--- start Entries ---
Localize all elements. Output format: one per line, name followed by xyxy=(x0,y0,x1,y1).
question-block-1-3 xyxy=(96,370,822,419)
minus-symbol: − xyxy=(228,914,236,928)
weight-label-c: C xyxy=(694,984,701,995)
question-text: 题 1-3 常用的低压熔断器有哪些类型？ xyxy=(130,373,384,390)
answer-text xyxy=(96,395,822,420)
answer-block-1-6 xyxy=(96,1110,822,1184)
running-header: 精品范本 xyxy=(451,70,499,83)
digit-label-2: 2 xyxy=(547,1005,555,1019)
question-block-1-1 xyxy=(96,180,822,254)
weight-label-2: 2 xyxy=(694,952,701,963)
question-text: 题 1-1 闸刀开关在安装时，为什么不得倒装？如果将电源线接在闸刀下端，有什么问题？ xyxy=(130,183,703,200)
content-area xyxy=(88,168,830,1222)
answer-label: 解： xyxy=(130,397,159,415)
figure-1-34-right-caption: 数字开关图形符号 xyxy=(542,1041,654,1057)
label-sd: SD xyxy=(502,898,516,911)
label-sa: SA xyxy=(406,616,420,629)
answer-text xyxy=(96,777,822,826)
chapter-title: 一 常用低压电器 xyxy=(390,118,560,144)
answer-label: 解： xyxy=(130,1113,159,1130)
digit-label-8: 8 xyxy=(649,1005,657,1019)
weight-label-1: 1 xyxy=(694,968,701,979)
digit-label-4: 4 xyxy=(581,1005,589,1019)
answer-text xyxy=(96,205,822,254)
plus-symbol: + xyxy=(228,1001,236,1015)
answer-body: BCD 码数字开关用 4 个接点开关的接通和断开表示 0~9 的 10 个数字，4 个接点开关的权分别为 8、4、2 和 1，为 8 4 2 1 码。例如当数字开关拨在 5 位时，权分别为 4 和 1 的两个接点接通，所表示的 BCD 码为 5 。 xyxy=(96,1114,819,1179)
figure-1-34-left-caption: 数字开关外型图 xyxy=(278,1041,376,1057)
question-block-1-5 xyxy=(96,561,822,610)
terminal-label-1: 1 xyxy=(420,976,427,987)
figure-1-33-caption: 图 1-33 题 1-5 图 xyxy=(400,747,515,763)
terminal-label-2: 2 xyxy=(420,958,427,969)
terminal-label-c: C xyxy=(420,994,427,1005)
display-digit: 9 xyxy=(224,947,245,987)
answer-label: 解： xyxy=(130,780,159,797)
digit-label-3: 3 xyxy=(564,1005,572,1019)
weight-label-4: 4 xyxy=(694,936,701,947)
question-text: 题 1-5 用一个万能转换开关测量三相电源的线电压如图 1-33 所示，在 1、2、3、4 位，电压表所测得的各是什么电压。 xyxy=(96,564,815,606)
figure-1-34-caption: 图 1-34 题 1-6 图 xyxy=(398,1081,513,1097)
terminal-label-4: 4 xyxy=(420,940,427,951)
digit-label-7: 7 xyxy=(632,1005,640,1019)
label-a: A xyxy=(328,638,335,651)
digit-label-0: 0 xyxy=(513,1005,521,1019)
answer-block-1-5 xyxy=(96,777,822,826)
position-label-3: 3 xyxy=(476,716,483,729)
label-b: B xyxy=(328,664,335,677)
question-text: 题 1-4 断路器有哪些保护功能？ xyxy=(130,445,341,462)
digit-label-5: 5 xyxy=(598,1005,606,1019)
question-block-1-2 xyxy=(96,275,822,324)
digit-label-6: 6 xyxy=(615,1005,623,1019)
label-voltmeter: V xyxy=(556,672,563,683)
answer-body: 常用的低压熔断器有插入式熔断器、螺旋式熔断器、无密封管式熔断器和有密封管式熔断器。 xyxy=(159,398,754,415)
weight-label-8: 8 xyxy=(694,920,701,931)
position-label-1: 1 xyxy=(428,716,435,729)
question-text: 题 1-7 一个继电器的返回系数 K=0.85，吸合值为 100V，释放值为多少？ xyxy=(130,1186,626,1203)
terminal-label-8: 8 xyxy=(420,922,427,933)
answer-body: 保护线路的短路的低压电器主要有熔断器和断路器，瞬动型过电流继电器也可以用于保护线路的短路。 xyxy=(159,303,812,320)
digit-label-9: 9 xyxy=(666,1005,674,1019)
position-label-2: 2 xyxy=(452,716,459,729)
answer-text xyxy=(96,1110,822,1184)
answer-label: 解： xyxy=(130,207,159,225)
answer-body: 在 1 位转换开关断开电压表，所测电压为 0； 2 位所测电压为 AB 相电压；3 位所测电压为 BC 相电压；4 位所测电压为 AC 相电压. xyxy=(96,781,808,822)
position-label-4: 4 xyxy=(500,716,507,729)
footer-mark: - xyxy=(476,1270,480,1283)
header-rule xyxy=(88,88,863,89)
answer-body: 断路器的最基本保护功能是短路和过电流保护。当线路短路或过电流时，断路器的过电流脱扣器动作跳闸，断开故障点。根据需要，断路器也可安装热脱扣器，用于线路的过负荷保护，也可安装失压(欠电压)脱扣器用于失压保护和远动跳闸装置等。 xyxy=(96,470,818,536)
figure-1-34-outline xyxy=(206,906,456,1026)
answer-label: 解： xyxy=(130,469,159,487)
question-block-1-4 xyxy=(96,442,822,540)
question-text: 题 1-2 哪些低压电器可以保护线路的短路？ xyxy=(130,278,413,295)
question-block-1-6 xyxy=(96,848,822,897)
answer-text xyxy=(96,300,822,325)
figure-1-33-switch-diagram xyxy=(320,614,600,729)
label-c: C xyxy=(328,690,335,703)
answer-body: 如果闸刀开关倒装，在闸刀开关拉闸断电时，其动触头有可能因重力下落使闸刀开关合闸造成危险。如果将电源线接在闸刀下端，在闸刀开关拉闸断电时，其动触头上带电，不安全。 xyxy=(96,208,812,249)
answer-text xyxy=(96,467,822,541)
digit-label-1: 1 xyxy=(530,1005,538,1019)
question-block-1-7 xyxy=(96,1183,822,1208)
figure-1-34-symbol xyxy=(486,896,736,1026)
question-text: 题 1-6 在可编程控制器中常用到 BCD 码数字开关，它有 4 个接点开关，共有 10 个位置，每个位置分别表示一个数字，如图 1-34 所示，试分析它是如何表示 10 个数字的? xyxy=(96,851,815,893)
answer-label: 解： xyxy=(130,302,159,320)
--- end Entries ---
#### Exercise goal:
Copy each of the records above line for line, with no changes.

#### Response for this exercise:
Localize all elements. Output format: one per line, name followed by xyxy=(x0,y0,x1,y1).
question-block-1-3 xyxy=(96,370,822,419)
minus-symbol: − xyxy=(228,914,236,928)
weight-label-c: C xyxy=(694,984,701,995)
question-text: 题 1-3 常用的低压熔断器有哪些类型？ xyxy=(130,373,384,390)
answer-text xyxy=(96,395,822,420)
answer-block-1-6 xyxy=(96,1110,822,1184)
running-header: 精品范本 xyxy=(451,70,499,83)
digit-label-2: 2 xyxy=(547,1005,555,1019)
question-block-1-1 xyxy=(96,180,822,254)
weight-label-2: 2 xyxy=(694,952,701,963)
question-text: 题 1-1 闸刀开关在安装时，为什么不得倒装？如果将电源线接在闸刀下端，有什么问题？ xyxy=(130,183,703,200)
content-area xyxy=(88,168,830,1222)
answer-label: 解： xyxy=(130,397,159,415)
figure-1-34-right-caption: 数字开关图形符号 xyxy=(542,1041,654,1057)
label-sd: SD xyxy=(502,898,516,911)
label-sa: SA xyxy=(406,616,420,629)
answer-text xyxy=(96,777,822,826)
chapter-title: 一 常用低压电器 xyxy=(390,118,560,144)
answer-label: 解： xyxy=(130,1113,159,1130)
digit-label-8: 8 xyxy=(649,1005,657,1019)
weight-label-1: 1 xyxy=(694,968,701,979)
digit-label-4: 4 xyxy=(581,1005,589,1019)
answer-text xyxy=(96,205,822,254)
plus-symbol: + xyxy=(228,1001,236,1015)
answer-body: BCD 码数字开关用 4 个接点开关的接通和断开表示 0~9 的 10 个数字，4 个接点开关的权分别为 8、4、2 和 1，为 8 4 2 1 码。例如当数字开关拨在 5 位时，权分别为 4 和 1 的两个接点接通，所表示的 BCD 码为 5 。 xyxy=(96,1114,819,1179)
figure-1-34-left-caption: 数字开关外型图 xyxy=(278,1041,376,1057)
question-block-1-5 xyxy=(96,561,822,610)
terminal-label-1: 1 xyxy=(420,976,427,987)
figure-1-33-caption: 图 1-33 题 1-5 图 xyxy=(400,747,515,763)
terminal-label-2: 2 xyxy=(420,958,427,969)
terminal-label-c: C xyxy=(420,994,427,1005)
display-digit: 9 xyxy=(224,947,245,987)
answer-label: 解： xyxy=(130,780,159,797)
digit-label-3: 3 xyxy=(564,1005,572,1019)
weight-label-4: 4 xyxy=(694,936,701,947)
question-text: 题 1-5 用一个万能转换开关测量三相电源的线电压如图 1-33 所示，在 1、2、3、4 位，电压表所测得的各是什么电压。 xyxy=(96,564,815,606)
figure-1-34-caption: 图 1-34 题 1-6 图 xyxy=(398,1081,513,1097)
terminal-label-4: 4 xyxy=(420,940,427,951)
digit-label-7: 7 xyxy=(632,1005,640,1019)
label-a: A xyxy=(328,638,335,651)
digit-label-0: 0 xyxy=(513,1005,521,1019)
answer-block-1-5 xyxy=(96,777,822,826)
position-label-3: 3 xyxy=(476,716,483,729)
label-b: B xyxy=(328,664,335,677)
question-text: 题 1-4 断路器有哪些保护功能？ xyxy=(130,445,341,462)
digit-label-5: 5 xyxy=(598,1005,606,1019)
question-block-1-2 xyxy=(96,275,822,324)
digit-label-6: 6 xyxy=(615,1005,623,1019)
label-voltmeter: V xyxy=(556,672,563,683)
answer-body: 常用的低压熔断器有插入式熔断器、螺旋式熔断器、无密封管式熔断器和有密封管式熔断器。 xyxy=(159,398,754,415)
weight-label-8: 8 xyxy=(694,920,701,931)
position-label-1: 1 xyxy=(428,716,435,729)
question-text: 题 1-7 一个继电器的返回系数 K=0.85，吸合值为 100V，释放值为多少？ xyxy=(130,1186,626,1203)
terminal-label-8: 8 xyxy=(420,922,427,933)
answer-body: 保护线路的短路的低压电器主要有熔断器和断路器，瞬动型过电流继电器也可以用于保护线路的短路。 xyxy=(159,303,812,320)
digit-label-9: 9 xyxy=(666,1005,674,1019)
position-label-2: 2 xyxy=(452,716,459,729)
answer-text xyxy=(96,1110,822,1184)
answer-label: 解： xyxy=(130,207,159,225)
answer-body: 在 1 位转换开关断开电压表，所测电压为 0； 2 位所测电压为 AB 相电压；3 位所测电压为 BC 相电压；4 位所测电压为 AC 相电压. xyxy=(96,781,808,822)
position-label-4: 4 xyxy=(500,716,507,729)
footer-mark: - xyxy=(476,1270,480,1283)
header-rule xyxy=(88,88,863,89)
answer-body: 断路器的最基本保护功能是短路和过电流保护。当线路短路或过电流时，断路器的过电流脱扣器动作跳闸，断开故障点。根据需要，断路器也可安装热脱扣器，用于线路的过负荷保护，也可安装失压(欠电压)脱扣器用于失压保护和远动跳闸装置等。 xyxy=(96,470,818,536)
figure-1-34-outline xyxy=(206,906,456,1026)
answer-label: 解： xyxy=(130,469,159,487)
question-block-1-4 xyxy=(96,442,822,540)
question-text: 题 1-2 哪些低压电器可以保护线路的短路？ xyxy=(130,278,413,295)
question-block-1-6 xyxy=(96,848,822,897)
answer-text xyxy=(96,300,822,325)
figure-1-33-switch-diagram xyxy=(320,614,600,729)
label-c: C xyxy=(328,690,335,703)
answer-body: 如果闸刀开关倒装，在闸刀开关拉闸断电时，其动触头有可能因重力下落使闸刀开关合闸造成危险。如果将电源线接在闸刀下端，在闸刀开关拉闸断电时，其动触头上带电，不安全。 xyxy=(96,208,812,249)
answer-text xyxy=(96,467,822,541)
digit-label-1: 1 xyxy=(530,1005,538,1019)
question-block-1-7 xyxy=(96,1183,822,1208)
figure-1-34-symbol xyxy=(486,896,736,1026)
question-text: 题 1-6 在可编程控制器中常用到 BCD 码数字开关，它有 4 个接点开关，共有 10 个位置，每个位置分别表示一个数字，如图 1-34 所示，试分析它是如何表示 10 个数字的? xyxy=(96,851,815,893)
answer-label: 解： xyxy=(130,302,159,320)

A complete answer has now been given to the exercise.